▶ [Aim of the task]: In the records below, find each line with the word "ZAGREB" and copy it.

▶ [Information given]:
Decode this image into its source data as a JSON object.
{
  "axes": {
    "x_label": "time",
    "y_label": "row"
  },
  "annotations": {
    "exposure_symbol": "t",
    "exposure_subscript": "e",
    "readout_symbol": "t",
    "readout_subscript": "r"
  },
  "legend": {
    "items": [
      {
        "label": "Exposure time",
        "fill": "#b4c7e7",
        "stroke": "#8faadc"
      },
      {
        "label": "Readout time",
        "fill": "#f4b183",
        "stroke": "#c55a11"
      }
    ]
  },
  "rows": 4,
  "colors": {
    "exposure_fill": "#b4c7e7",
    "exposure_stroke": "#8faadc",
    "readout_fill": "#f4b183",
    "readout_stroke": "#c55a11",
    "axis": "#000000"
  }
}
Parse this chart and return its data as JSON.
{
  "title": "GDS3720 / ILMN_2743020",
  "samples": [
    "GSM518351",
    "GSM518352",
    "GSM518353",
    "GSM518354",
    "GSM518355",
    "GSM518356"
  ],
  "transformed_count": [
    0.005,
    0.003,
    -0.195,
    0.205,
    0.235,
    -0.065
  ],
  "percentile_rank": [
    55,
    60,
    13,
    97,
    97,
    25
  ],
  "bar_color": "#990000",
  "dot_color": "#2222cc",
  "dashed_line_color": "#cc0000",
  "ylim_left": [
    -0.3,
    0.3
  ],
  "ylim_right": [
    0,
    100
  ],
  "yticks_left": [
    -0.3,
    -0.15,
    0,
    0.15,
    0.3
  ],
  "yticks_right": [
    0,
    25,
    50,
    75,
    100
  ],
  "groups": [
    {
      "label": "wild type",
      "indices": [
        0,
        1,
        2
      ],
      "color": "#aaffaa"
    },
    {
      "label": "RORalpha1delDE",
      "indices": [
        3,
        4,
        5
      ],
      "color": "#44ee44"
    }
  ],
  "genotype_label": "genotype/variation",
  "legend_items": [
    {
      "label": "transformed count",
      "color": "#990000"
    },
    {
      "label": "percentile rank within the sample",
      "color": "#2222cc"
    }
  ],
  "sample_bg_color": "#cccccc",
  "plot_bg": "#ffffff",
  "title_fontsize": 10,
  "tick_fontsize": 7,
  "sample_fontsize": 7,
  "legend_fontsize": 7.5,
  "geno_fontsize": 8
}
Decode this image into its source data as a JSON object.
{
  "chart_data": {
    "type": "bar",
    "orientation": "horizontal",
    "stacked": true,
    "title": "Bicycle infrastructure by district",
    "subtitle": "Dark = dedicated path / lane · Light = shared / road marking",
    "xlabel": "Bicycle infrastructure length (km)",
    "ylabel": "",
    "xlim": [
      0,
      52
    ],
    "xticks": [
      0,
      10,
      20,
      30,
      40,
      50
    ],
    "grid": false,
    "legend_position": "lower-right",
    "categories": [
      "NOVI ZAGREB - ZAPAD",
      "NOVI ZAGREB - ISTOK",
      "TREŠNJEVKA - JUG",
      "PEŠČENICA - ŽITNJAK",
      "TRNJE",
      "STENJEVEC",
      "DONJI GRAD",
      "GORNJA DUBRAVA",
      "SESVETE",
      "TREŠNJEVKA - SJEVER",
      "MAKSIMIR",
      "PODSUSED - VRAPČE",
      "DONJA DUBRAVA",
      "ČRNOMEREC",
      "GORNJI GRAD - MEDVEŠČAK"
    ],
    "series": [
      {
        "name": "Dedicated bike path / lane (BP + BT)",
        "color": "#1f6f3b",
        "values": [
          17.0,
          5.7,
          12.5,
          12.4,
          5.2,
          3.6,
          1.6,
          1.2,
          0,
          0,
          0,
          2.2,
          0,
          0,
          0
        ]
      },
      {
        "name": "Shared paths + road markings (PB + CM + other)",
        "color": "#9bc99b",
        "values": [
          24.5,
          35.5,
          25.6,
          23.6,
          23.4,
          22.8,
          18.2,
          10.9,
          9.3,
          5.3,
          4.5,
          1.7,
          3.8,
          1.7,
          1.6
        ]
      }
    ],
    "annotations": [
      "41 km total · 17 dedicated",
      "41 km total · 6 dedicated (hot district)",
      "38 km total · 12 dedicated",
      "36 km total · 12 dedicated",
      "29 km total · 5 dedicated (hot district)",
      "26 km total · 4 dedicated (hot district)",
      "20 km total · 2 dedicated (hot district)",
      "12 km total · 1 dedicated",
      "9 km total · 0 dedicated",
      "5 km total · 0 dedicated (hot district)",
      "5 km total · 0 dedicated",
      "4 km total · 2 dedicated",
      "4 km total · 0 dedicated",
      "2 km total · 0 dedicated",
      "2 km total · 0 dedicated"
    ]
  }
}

▶ [Answer to this task]:
      "NOVI ZAGREB - ZAPAD",
      "NOVI ZAGREB - ISTOK",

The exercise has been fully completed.